● **WHAT TO PRODUCE**
Return the count of lines with the string "全省系统" in them, and nothing else.

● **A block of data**
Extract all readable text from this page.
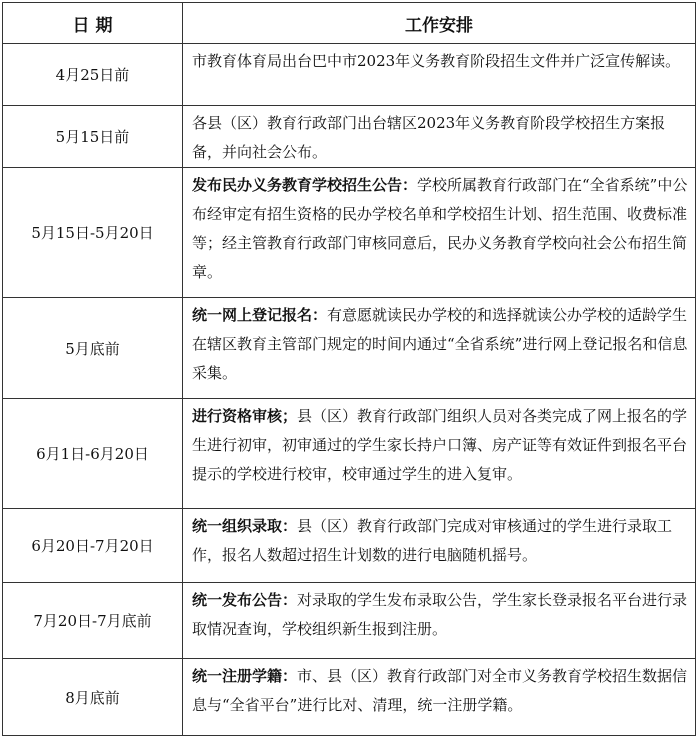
日 期	工作安排
4月25日前	市教育体育局出台巴中市2023年义务教育阶段招生文件并广泛宣传解读。
5月15日前	各县（区）教育行政部门出台辖区2023年义务教育阶段学校招生方案报备，并向社会公布。
5月15日-5月20日	发布民办义务教育学校招生公告：学校所属教育行政部门在“全省系统”中公布经审定有招生资格的民办学校名单和学校招生计划、招生范围、收费标准等；经主管教育行政部门审核同意后，民办义务教育学校向社会公布招生简章。
5月底前	统一网上登记报名：有意愿就读民办学校的和选择就读公办学校的适龄学生在辖区教育主管部门规定的时间内通过“全省系统”进行网上登记报名和信息采集。
6月1日-6月20日	进行资格审核；县（区）教育行政部门组织人员对各类完成了网上报名的学生进行初审，初审通过的学生家长持户口簿、房产证等有效证件到报名平台提示的学校进行校审，校审通过学生的进入复审。
6月20日-7月20日	统一组织录取：县（区）教育行政部门完成对审核通过的学生进行录取工作，报名人数超过招生计划数的进行电脑随机摇号。
7月20日-7月底前	统一发布公告：对录取的学生发布录取公告，学生家长登录报名平台进行录取情况查询，学校组织新生报到注册。
8月底前	统一注册学籍：市、县（区）教育行政部门对全市义务教育学校招生数据信息与“全省平台”进行比对、清理，统一注册学籍。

● **FINAL ANSWER**
2